> [What the task asks]: Restate the entries word for word, leaving nothing out.

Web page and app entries
┄┄┄┄┄┄┄┄┄┄

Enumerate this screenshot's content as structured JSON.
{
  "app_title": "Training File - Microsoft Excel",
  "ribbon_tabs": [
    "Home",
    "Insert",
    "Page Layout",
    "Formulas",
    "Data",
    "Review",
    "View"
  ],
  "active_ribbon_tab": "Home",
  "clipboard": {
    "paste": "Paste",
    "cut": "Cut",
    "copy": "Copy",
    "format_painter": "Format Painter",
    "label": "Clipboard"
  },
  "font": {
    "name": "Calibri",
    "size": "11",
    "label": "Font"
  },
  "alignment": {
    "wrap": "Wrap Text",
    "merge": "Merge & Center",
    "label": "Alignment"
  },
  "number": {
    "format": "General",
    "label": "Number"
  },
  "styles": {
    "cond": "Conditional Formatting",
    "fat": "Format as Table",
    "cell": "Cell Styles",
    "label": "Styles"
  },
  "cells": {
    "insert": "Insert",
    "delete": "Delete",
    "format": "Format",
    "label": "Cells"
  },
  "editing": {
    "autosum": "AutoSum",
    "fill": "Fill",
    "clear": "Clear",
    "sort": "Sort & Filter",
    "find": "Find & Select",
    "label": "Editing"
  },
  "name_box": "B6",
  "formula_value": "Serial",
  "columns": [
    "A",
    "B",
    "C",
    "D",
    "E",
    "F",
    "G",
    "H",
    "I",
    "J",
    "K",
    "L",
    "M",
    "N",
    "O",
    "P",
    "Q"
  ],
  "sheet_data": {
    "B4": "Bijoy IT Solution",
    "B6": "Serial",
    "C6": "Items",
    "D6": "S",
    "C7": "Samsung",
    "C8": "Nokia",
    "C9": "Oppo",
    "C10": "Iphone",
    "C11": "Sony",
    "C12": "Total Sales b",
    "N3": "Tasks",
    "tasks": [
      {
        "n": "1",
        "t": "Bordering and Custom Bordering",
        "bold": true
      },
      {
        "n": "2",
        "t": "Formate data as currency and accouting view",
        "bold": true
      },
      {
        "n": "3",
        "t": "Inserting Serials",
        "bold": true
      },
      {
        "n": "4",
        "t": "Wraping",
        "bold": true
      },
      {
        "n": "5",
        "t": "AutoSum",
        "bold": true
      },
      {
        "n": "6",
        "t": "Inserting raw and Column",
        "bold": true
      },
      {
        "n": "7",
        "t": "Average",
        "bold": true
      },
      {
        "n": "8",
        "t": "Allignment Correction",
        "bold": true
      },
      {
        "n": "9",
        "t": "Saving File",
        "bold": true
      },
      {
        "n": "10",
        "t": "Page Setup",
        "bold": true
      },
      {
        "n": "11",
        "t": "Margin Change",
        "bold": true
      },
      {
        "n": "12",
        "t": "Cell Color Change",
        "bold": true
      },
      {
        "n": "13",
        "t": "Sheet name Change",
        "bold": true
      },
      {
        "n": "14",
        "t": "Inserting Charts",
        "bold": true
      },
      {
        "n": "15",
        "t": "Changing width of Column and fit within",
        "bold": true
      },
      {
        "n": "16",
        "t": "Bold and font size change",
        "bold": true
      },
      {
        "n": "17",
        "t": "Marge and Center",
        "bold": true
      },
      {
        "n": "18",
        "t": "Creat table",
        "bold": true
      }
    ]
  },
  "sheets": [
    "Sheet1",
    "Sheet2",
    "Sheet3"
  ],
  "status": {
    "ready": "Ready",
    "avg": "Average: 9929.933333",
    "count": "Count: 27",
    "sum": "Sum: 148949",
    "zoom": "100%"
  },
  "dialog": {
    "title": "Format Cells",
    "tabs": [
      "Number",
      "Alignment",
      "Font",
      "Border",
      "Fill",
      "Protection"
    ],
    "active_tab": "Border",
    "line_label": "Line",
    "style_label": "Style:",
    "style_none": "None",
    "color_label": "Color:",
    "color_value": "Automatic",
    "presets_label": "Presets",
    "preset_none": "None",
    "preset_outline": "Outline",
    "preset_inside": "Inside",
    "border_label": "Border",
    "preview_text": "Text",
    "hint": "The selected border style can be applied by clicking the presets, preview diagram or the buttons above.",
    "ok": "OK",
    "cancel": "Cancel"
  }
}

┄┄┄┄┄┄┄┄┄┄

> [Expected output]:
Enumerate this screenshot's content as structured JSON.
{
  "app_title": "Training File - Microsoft Excel",
  "ribbon_tabs": [
    "Home",
    "Insert",
    "Page Layout",
    "Formulas",
    "Data",
    "Review",
    "View"
  ],
  "active_ribbon_tab": "Home",
  "clipboard": {
    "paste": "Paste",
    "cut": "Cut",
    "copy": "Copy",
    "format_painter": "Format Painter",
    "label": "Clipboard"
  },
  "font": {
    "name": "Calibri",
    "size": "11",
    "label": "Font"
  },
  "alignment": {
    "wrap": "Wrap Text",
    "merge": "Merge & Center",
    "label": "Alignment"
  },
  "number": {
    "format": "General",
    "label": "Number"
  },
  "styles": {
    "cond": "Conditional Formatting",
    "fat": "Format as Table",
    "cell": "Cell Styles",
    "label": "Styles"
  },
  "cells": {
    "insert": "Insert",
    "delete": "Delete",
    "format": "Format",
    "label": "Cells"
  },
  "editing": {
    "autosum": "AutoSum",
    "fill": "Fill",
    "clear": "Clear",
    "sort": "Sort & Filter",
    "find": "Find & Select",
    "label": "Editing"
  },
  "name_box": "B6",
  "formula_value": "Serial",
  "columns": [
    "A",
    "B",
    "C",
    "D",
    "E",
    "F",
    "G",
    "H",
    "I",
    "J",
    "K",
    "L",
    "M",
    "N",
    "O",
    "P",
    "Q"
  ],
  "sheet_data": {
    "B4": "Bijoy IT Solution",
    "B6": "Serial",
    "C6": "Items",
    "D6": "S",
    "C7": "Samsung",
    "C8": "Nokia",
    "C9": "Oppo",
    "C10": "Iphone",
    "C11": "Sony",
    "C12": "Total Sales b",
    "N3": "Tasks",
    "tasks": [
      {
        "n": "1",
        "t": "Bordering and Custom Bordering",
        "bold": true
      },
      {
        "n": "2",
        "t": "Formate data as currency and accouting view",
        "bold": true
      },
      {
        "n": "3",
        "t": "Inserting Serials",
        "bold": true
      },
      {
        "n": "4",
        "t": "Wraping",
        "bold": true
      },
      {
        "n": "5",
        "t": "AutoSum",
        "bold": true
      },
      {
        "n": "6",
        "t": "Inserting raw and Column",
        "bold": true
      },
      {
        "n": "7",
        "t": "Average",
        "bold": true
      },
      {
        "n": "8",
        "t": "Allignment Correction",
        "bold": true
      },
      {
        "n": "9",
        "t": "Saving File",
        "bold": true
      },
      {
        "n": "10",
        "t": "Page Setup",
        "bold": true
      },
      {
        "n": "11",
        "t": "Margin Change",
        "bold": true
      },
      {
        "n": "12",
        "t": "Cell Color Change",
        "bold": true
      },
      {
        "n": "13",
        "t": "Sheet name Change",
        "bold": true
      },
      {
        "n": "14",
        "t": "Inserting Charts",
        "bold": true
      },
      {
        "n": "15",
        "t": "Changing width of Column and fit within",
        "bold": true
      },
      {
        "n": "16",
        "t": "Bold and font size change",
        "bold": true
      },
      {
        "n": "17",
        "t": "Marge and Center",
        "bold": true
      },
      {
        "n": "18",
        "t": "Creat table",
        "bold": true
      }
    ]
  },
  "sheets": [
    "Sheet1",
    "Sheet2",
    "Sheet3"
  ],
  "status": {
    "ready": "Ready",
    "avg": "Average: 9929.933333",
    "count": "Count: 27",
    "sum": "Sum: 148949",
    "zoom": "100%"
  },
  "dialog": {
    "title": "Format Cells",
    "tabs": [
      "Number",
      "Alignment",
      "Font",
      "Border",
      "Fill",
      "Protection"
    ],
    "active_tab": "Border",
    "line_label": "Line",
    "style_label": "Style:",
    "style_none": "None",
    "color_label": "Color:",
    "color_value": "Automatic",
    "presets_label": "Presets",
    "preset_none": "None",
    "preset_outline": "Outline",
    "preset_inside": "Inside",
    "border_label": "Border",
    "preview_text": "Text",
    "hint": "The selected border style can be applied by clicking the presets, preview diagram or the buttons above.",
    "ok": "OK",
    "cancel": "Cancel"
  }
}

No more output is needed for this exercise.